## Stated task:
Find the string "внесении" in the records. Copy every line it appears in.

(Extracted records)
-*-
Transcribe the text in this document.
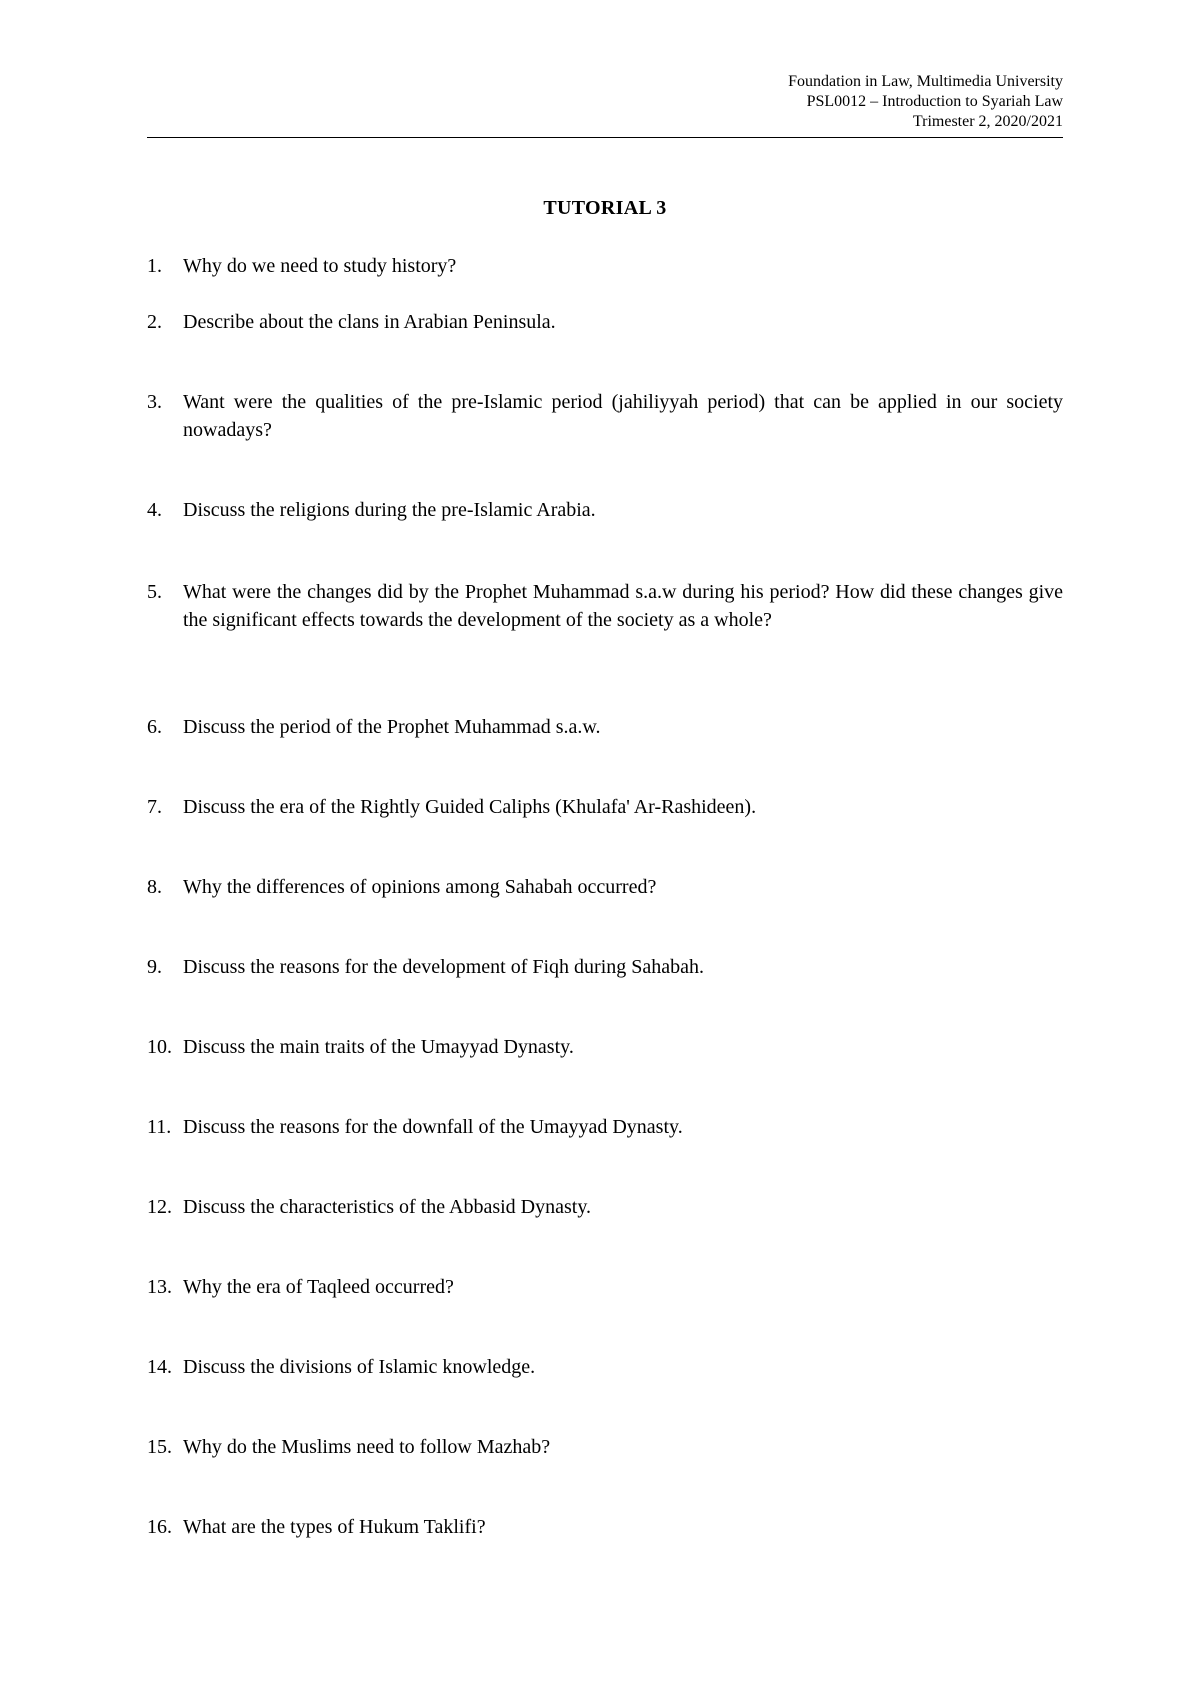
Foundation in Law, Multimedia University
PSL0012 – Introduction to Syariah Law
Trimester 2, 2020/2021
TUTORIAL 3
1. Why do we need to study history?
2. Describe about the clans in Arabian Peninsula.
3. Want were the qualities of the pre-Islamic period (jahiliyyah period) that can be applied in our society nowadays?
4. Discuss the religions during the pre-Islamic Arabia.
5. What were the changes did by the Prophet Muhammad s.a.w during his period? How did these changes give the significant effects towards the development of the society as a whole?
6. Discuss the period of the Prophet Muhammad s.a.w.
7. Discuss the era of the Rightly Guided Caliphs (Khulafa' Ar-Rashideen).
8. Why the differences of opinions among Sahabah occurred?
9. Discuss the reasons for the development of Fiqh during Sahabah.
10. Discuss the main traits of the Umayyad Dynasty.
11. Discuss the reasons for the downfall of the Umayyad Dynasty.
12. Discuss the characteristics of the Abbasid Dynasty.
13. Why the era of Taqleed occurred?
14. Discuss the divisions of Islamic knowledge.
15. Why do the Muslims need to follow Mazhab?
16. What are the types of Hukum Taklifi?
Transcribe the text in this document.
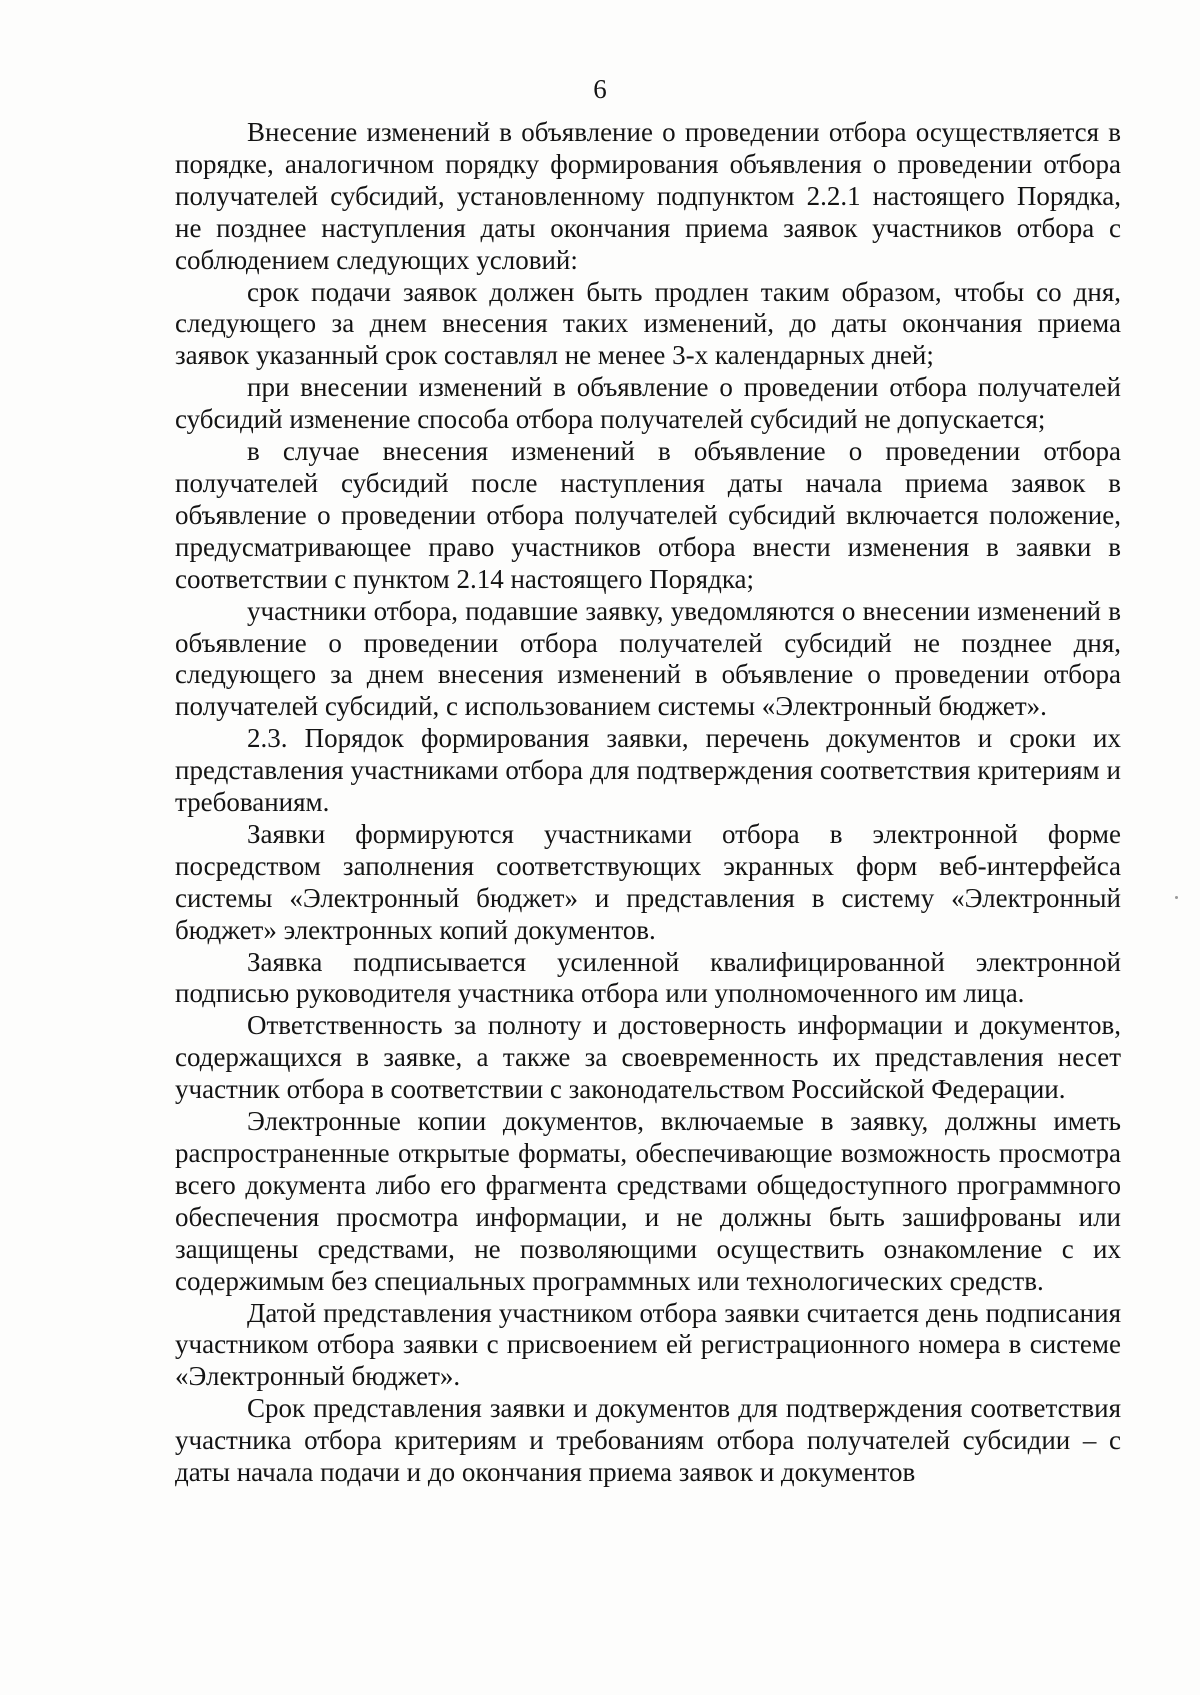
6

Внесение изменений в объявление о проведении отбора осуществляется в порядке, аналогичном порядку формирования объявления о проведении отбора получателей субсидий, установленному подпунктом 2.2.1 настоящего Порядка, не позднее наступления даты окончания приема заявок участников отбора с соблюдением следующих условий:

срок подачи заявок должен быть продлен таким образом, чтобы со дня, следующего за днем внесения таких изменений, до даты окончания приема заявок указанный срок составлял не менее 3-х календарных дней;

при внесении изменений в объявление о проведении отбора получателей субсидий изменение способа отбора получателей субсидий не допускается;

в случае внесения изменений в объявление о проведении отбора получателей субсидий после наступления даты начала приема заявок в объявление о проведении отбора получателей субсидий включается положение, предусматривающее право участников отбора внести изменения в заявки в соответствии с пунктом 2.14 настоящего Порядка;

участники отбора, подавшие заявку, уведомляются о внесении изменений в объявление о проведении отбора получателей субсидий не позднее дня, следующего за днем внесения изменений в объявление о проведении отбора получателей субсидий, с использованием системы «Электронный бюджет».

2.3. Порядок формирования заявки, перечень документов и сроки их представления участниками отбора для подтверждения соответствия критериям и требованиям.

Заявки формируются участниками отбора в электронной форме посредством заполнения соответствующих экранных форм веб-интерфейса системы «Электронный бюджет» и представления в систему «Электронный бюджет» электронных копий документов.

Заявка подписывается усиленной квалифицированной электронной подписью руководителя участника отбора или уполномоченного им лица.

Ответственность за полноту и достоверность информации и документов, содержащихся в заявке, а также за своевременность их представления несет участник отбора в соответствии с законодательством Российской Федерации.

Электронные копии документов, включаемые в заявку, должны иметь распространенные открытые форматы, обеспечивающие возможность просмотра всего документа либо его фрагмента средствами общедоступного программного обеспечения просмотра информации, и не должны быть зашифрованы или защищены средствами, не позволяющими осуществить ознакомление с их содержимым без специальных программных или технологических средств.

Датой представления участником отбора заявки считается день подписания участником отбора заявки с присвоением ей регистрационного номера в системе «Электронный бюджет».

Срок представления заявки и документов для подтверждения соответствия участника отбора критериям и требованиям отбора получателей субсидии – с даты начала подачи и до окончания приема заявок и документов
-*-
## Written response:
при внесении изменений в объявление о проведении отбора получателей субсидий изменение способа отбора получателей субсидий не допускается;
участники отбора, подавшие заявку, уведомляются о внесении изменений в объявление о проведении отбора получателей субсидий не позднее дня, следующего за днем внесения изменений в объявление о проведении отбора получателей субсидий, с использованием системы «Электронный бюджет».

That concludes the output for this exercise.